• [DIRECTION]
Below are some records. Copy every line in them that holds "Почему".

• [GIVEN RECORDS]
— Start —

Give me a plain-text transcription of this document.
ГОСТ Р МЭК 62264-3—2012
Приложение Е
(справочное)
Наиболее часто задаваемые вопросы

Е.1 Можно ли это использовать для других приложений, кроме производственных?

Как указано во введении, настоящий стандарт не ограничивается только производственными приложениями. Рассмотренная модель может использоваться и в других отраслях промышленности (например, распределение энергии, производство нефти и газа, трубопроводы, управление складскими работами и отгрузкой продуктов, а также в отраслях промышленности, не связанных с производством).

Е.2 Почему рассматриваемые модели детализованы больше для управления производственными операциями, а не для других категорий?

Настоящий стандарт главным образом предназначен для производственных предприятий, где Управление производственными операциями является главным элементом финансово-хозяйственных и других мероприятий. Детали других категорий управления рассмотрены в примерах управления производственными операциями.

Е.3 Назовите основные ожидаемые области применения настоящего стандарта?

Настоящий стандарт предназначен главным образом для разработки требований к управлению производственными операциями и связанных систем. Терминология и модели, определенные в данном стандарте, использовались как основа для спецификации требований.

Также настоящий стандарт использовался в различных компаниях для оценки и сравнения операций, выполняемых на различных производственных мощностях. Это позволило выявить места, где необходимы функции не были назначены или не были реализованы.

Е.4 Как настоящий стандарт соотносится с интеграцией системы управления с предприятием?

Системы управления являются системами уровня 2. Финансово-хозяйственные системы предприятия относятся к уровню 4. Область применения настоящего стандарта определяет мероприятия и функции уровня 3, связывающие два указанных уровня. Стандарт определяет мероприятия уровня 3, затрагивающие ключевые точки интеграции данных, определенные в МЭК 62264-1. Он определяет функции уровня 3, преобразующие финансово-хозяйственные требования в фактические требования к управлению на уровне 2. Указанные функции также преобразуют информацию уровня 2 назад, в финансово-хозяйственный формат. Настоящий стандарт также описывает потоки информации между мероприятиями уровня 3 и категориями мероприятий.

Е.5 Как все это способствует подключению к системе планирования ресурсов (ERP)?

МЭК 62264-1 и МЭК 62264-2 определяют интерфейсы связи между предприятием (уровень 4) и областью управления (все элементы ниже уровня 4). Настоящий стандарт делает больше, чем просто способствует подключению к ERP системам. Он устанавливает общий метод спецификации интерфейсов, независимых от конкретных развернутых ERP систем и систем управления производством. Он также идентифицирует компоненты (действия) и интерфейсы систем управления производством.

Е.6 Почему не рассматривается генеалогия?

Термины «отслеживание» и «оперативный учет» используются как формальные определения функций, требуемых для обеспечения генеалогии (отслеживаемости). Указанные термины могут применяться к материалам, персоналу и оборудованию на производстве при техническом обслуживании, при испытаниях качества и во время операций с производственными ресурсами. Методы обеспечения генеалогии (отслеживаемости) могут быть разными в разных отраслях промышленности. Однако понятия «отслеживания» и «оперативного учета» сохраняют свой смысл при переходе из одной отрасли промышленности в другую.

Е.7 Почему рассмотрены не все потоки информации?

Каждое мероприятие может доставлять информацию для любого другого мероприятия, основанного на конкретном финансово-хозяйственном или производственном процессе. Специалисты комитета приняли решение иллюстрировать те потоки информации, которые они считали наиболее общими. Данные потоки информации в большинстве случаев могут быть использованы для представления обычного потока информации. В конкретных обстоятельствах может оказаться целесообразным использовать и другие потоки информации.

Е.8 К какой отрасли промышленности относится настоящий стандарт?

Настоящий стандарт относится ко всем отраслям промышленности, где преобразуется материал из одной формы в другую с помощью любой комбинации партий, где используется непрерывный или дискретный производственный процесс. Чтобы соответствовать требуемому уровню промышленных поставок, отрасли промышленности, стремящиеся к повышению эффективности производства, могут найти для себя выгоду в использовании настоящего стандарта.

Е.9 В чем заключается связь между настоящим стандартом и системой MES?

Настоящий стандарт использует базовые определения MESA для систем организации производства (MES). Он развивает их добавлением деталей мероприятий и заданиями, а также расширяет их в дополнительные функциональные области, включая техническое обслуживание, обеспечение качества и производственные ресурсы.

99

— End —

• [EXERCISE SOLUTION]
Е.2 Почему рассматриваемые модели детализованы больше для управления производственными операциями, а не для других категорий?
Е.6 Почему не рассматривается генеалогия?
Е.7 Почему рассмотрены не все потоки информации?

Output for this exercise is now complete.